▶ [AIM]: Copy nothing but the text: repeat each entry exactly and drop the images.

(begin)

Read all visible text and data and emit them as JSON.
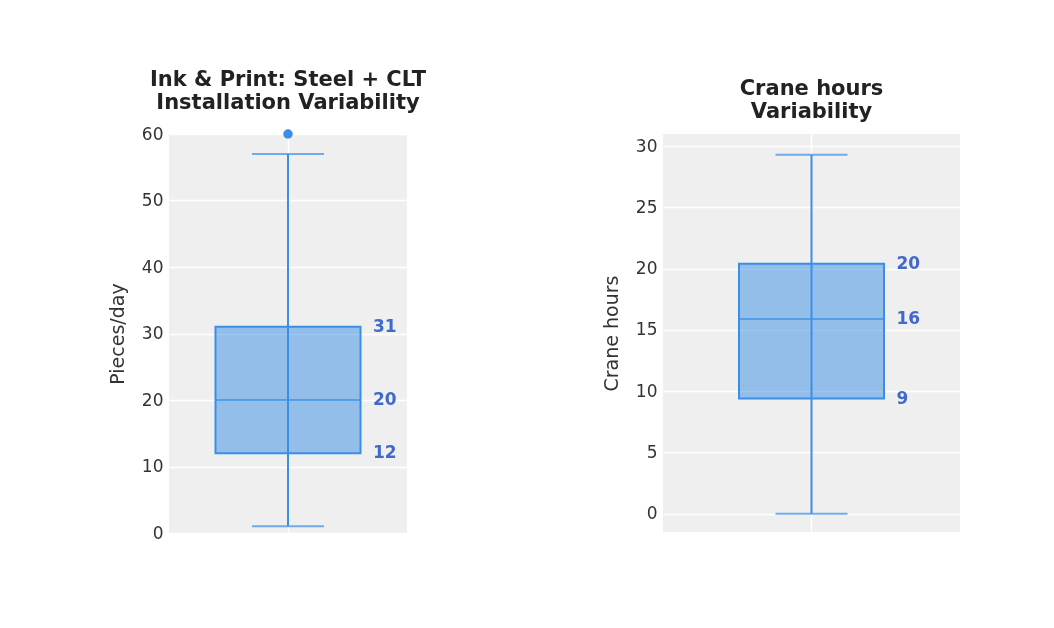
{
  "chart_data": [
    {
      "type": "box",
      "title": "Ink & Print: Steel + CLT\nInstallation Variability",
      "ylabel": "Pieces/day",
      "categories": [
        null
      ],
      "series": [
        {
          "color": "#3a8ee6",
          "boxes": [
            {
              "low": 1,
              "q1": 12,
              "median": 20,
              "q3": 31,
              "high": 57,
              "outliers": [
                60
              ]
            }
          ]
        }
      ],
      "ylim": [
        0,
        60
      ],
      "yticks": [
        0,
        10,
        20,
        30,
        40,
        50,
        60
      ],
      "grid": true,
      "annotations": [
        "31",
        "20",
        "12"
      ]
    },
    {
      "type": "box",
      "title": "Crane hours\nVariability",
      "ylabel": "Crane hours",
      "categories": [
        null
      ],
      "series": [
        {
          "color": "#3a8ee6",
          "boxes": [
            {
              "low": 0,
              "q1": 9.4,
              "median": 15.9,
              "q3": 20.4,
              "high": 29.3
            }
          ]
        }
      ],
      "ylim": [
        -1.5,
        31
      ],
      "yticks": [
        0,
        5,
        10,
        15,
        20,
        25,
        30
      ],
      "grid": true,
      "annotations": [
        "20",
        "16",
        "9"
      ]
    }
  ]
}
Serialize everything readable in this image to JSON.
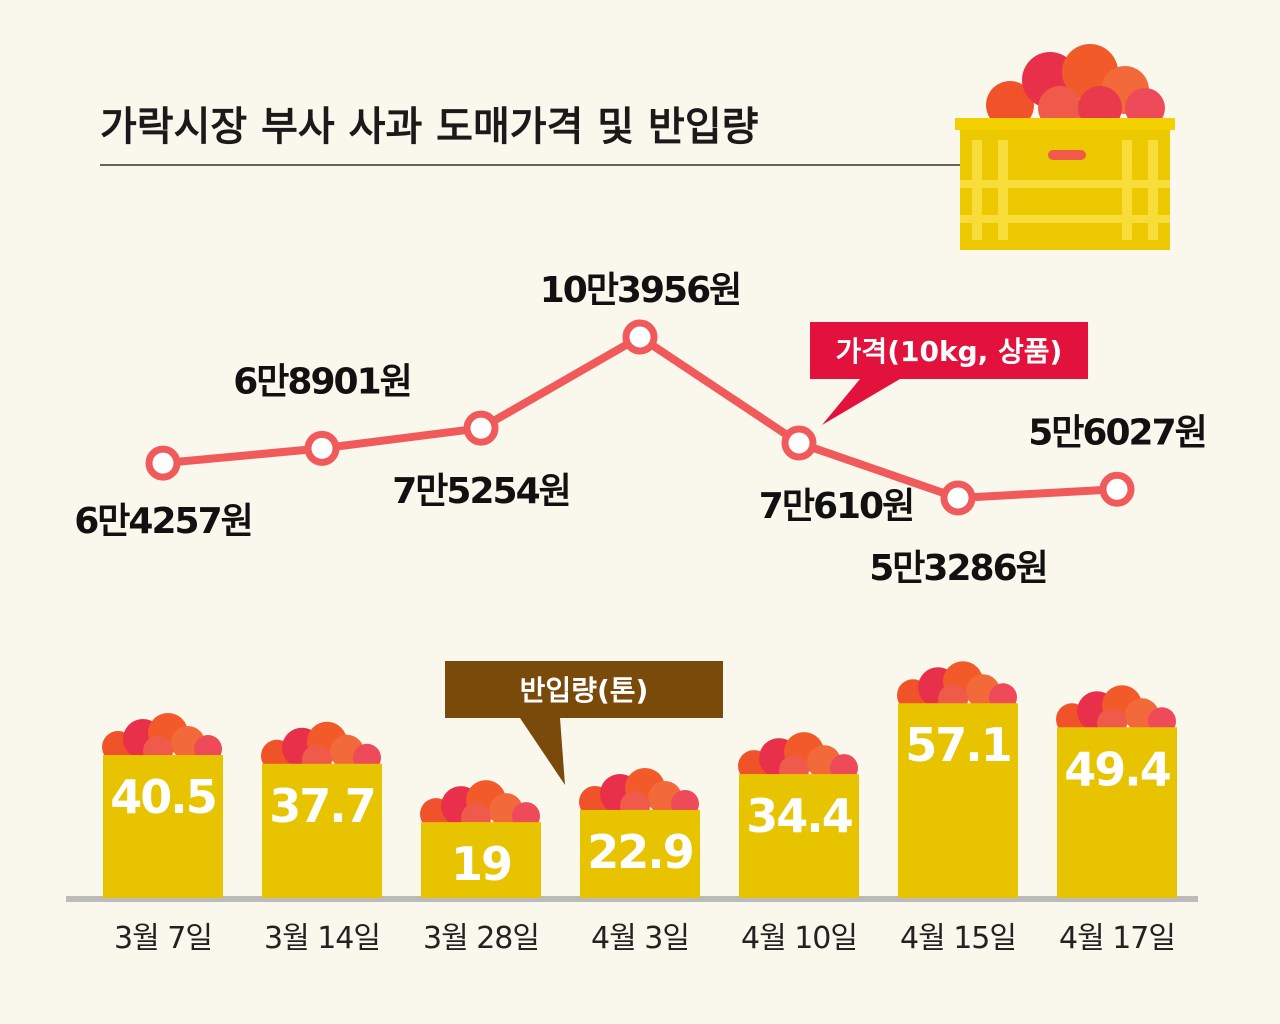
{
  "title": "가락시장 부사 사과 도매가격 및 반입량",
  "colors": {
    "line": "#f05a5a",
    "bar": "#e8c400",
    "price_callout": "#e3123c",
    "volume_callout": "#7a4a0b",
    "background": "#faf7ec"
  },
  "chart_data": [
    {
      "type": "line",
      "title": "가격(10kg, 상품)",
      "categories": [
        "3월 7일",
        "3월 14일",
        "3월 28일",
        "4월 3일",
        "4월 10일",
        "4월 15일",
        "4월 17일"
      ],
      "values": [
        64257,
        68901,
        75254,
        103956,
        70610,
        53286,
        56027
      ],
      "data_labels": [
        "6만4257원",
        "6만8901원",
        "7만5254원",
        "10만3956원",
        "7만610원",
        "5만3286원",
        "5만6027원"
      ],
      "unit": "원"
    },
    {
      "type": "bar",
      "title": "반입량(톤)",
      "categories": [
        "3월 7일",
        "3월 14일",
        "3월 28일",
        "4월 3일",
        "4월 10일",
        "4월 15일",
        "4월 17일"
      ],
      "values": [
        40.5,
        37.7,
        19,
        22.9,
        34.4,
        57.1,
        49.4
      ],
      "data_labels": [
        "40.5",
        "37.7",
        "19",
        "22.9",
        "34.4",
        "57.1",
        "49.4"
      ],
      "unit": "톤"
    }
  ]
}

(end)

▶ [EXERCISE RESULT]:
Read all visible text and data and emit them as JSON.
{
  "chart_data": [
    {
      "type": "box",
      "title": "Ink & Print: Steel + CLT\nInstallation Variability",
      "ylabel": "Pieces/day",
      "categories": [
        null
      ],
      "series": [
        {
          "color": "#3a8ee6",
          "boxes": [
            {
              "low": 1,
              "q1": 12,
              "median": 20,
              "q3": 31,
              "high": 57,
              "outliers": [
                60
              ]
            }
          ]
        }
      ],
      "ylim": [
        0,
        60
      ],
      "yticks": [
        0,
        10,
        20,
        30,
        40,
        50,
        60
      ],
      "grid": true,
      "annotations": [
        "31",
        "20",
        "12"
      ]
    },
    {
      "type": "box",
      "title": "Crane hours\nVariability",
      "ylabel": "Crane hours",
      "categories": [
        null
      ],
      "series": [
        {
          "color": "#3a8ee6",
          "boxes": [
            {
              "low": 0,
              "q1": 9.4,
              "median": 15.9,
              "q3": 20.4,
              "high": 29.3
            }
          ]
        }
      ],
      "ylim": [
        -1.5,
        31
      ],
      "yticks": [
        0,
        5,
        10,
        15,
        20,
        25,
        30
      ],
      "grid": true,
      "annotations": [
        "20",
        "16",
        "9"
      ]
    }
  ]
}
Serialize everything readable in this image to JSON.
{
  "title": "가락시장 부사 사과 도매가격 및 반입량",
  "colors": {
    "line": "#f05a5a",
    "bar": "#e8c400",
    "price_callout": "#e3123c",
    "volume_callout": "#7a4a0b",
    "background": "#faf7ec"
  },
  "chart_data": [
    {
      "type": "line",
      "title": "가격(10kg, 상품)",
      "categories": [
        "3월 7일",
        "3월 14일",
        "3월 28일",
        "4월 3일",
        "4월 10일",
        "4월 15일",
        "4월 17일"
      ],
      "values": [
        64257,
        68901,
        75254,
        103956,
        70610,
        53286,
        56027
      ],
      "data_labels": [
        "6만4257원",
        "6만8901원",
        "7만5254원",
        "10만3956원",
        "7만610원",
        "5만3286원",
        "5만6027원"
      ],
      "unit": "원"
    },
    {
      "type": "bar",
      "title": "반입량(톤)",
      "categories": [
        "3월 7일",
        "3월 14일",
        "3월 28일",
        "4월 3일",
        "4월 10일",
        "4월 15일",
        "4월 17일"
      ],
      "values": [
        40.5,
        37.7,
        19,
        22.9,
        34.4,
        57.1,
        49.4
      ],
      "data_labels": [
        "40.5",
        "37.7",
        "19",
        "22.9",
        "34.4",
        "57.1",
        "49.4"
      ],
      "unit": "톤"
    }
  ]
}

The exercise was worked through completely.